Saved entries
_ _ _

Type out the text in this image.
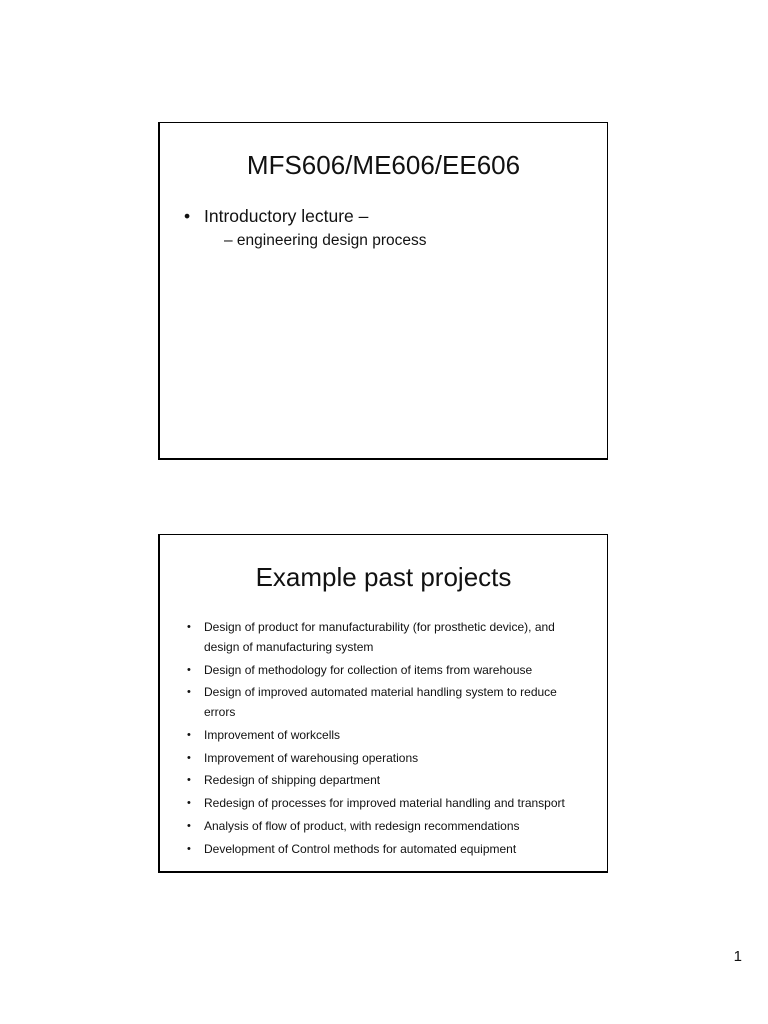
MFS606/ME606/EE606
• Introductory lecture –
– engineering design process
Example past projects
• Design of product for manufacturability (for prosthetic device), and design of manufacturing system
• Design of methodology for collection of items from warehouse
• Design of improved automated material handling system to reduce errors
• Improvement of workcells
• Improvement of warehousing operations
• Redesign of shipping department
• Redesign of processes for improved material handling and transport
• Analysis of flow of product, with redesign recommendations
• Development of Control methods for automated equipment
1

_ _ _

### Challenge
Copy the records exactly as they appear, excluding images.

### Response
Type out the text in this image.
MFS606/ME606/EE606
• Introductory lecture –
– engineering design process
Example past projects
• Design of product for manufacturability (for prosthetic device), and design of manufacturing system
• Design of methodology for collection of items from warehouse
• Design of improved automated material handling system to reduce errors
• Improvement of workcells
• Improvement of warehousing operations
• Redesign of shipping department
• Redesign of processes for improved material handling and transport
• Analysis of flow of product, with redesign recommendations
• Development of Control methods for automated equipment
1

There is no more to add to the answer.